* **Task to complete**
Look below and pull out each line with the word "icon".

+++ Supplied material +++

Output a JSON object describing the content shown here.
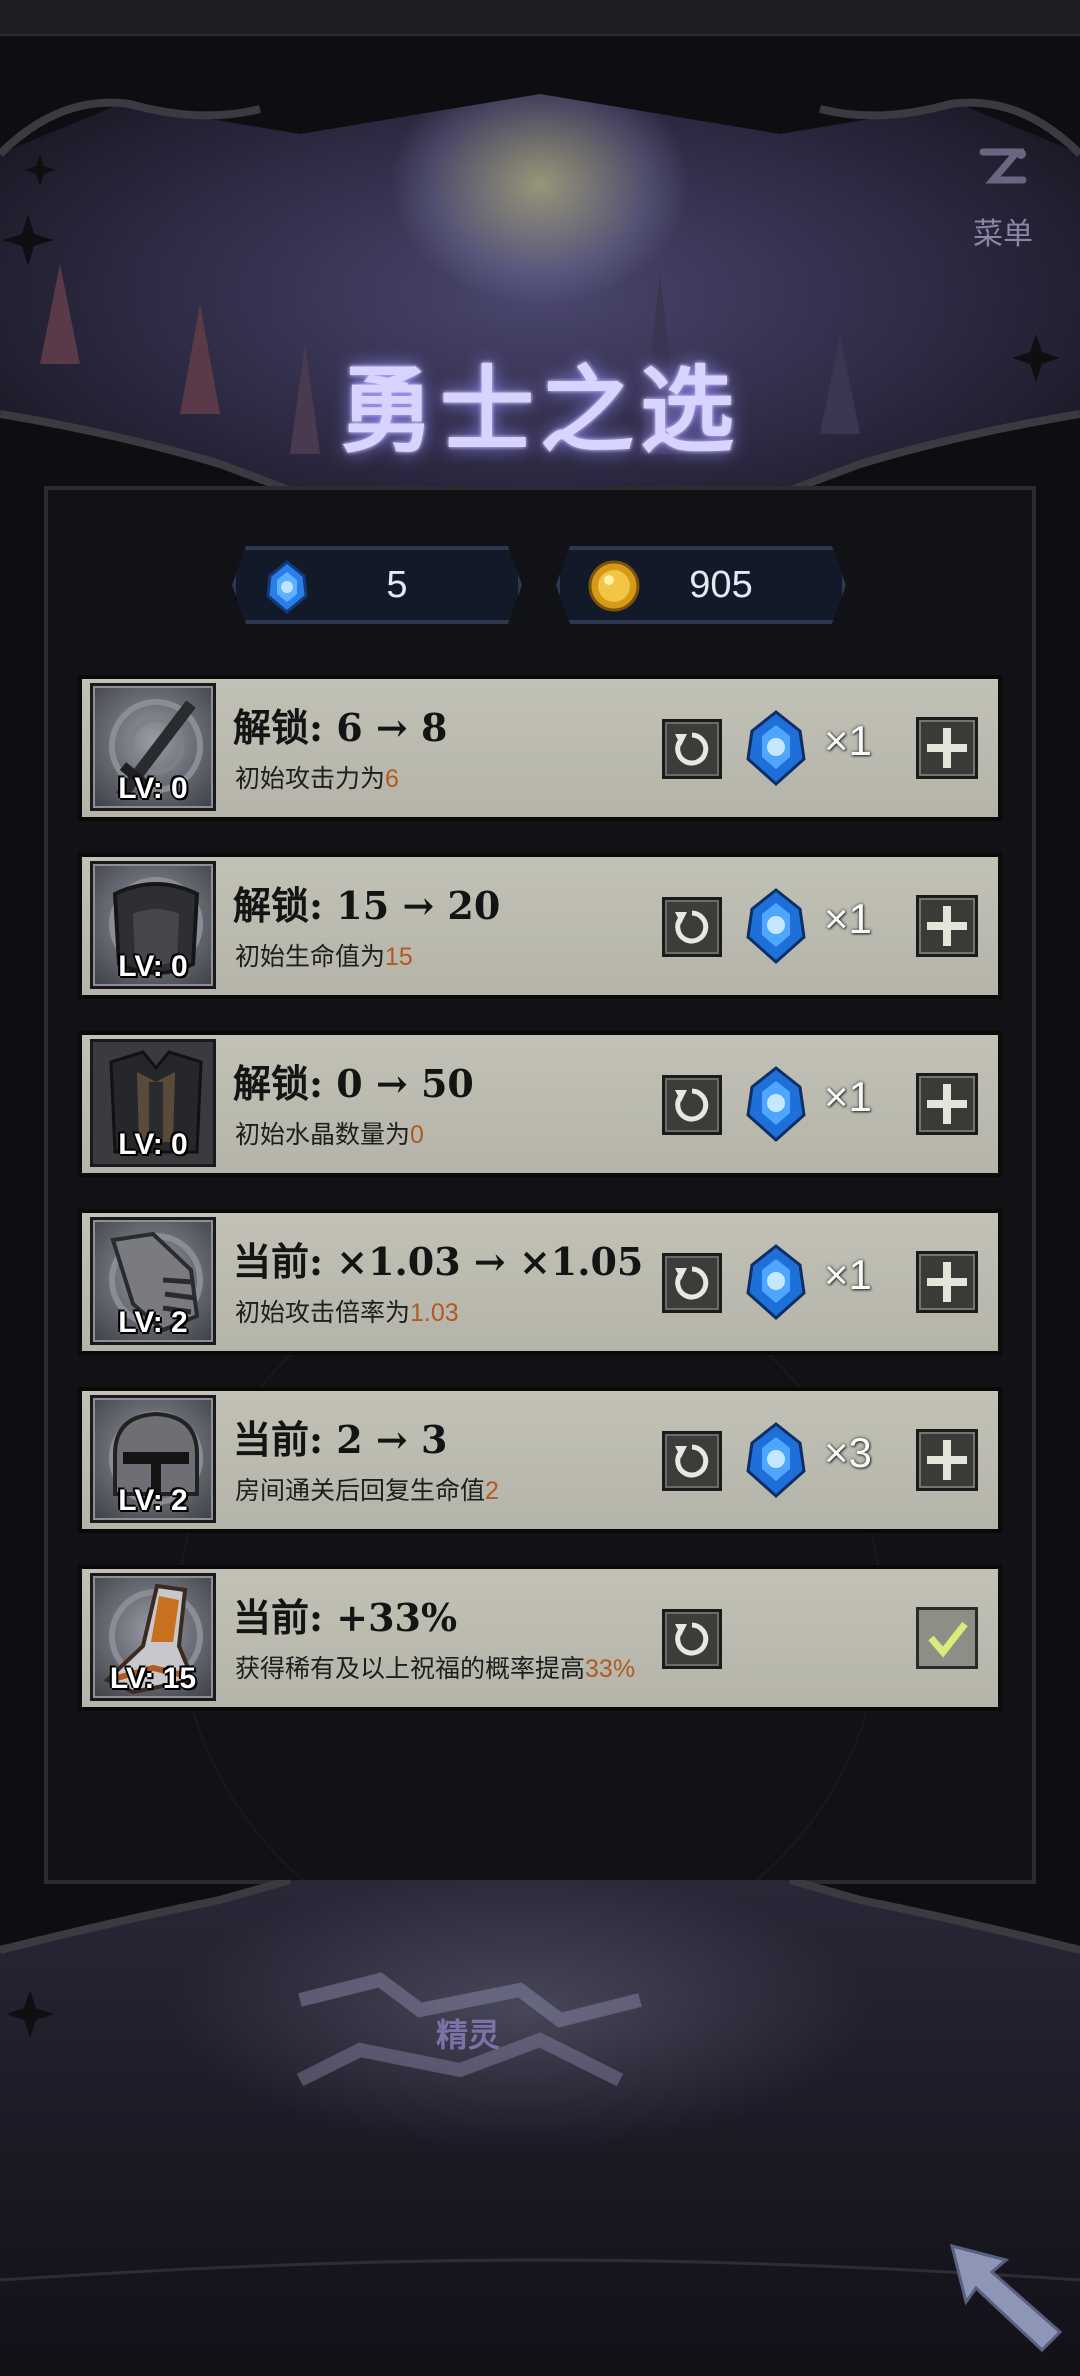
{
  "header": {
    "title": "勇士之选",
    "menu_label": "菜单"
  },
  "currency": {
    "crystal": "5",
    "gold": "905"
  },
  "rows": [
    {
      "icon": "sword-icon",
      "level": "LV: 0",
      "title": "解锁: 6 → 8",
      "desc": "初始攻击力为",
      "highlight": "6",
      "cost": "×1",
      "action": "plus"
    },
    {
      "icon": "breastplate-icon",
      "level": "LV: 0",
      "title": "解锁: 15 → 20",
      "desc": "初始生命值为",
      "highlight": "15",
      "cost": "×1",
      "action": "plus"
    },
    {
      "icon": "armor-icon",
      "level": "LV: 0",
      "title": "解锁: 0 → 50",
      "desc": "初始水晶数量为",
      "highlight": "0",
      "cost": "×1",
      "action": "plus"
    },
    {
      "icon": "gauntlet-icon",
      "level": "LV: 2",
      "title": "当前: ×1.03 → ×1.05",
      "desc": "初始攻击倍率为",
      "highlight": "1.03",
      "cost": "×1",
      "action": "plus"
    },
    {
      "icon": "helmet-icon",
      "level": "LV: 2",
      "title": "当前: 2 → 3",
      "desc": "房间通关后回复生命值",
      "highlight": "2",
      "cost": "×3",
      "action": "plus"
    },
    {
      "icon": "boot-icon",
      "level": "LV: 15",
      "title": "当前: +33%",
      "desc": "获得稀有及以上祝福的概率提高",
      "highlight": "33%",
      "cost": "",
      "action": "check"
    }
  ],
  "footer": {
    "spirit_label": "精灵"
  },
  "colors": {
    "highlight": "#b05a22",
    "title_glow": "#d8d4ff",
    "row_bg": "#c2c1b6"
  }
}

+++

* **Result for this exercise**
      "icon": "sword-icon",
      "icon": "breastplate-icon",
      "icon": "armor-icon",
      "icon": "gauntlet-icon",
      "icon": "helmet-icon",
      "icon": "boot-icon",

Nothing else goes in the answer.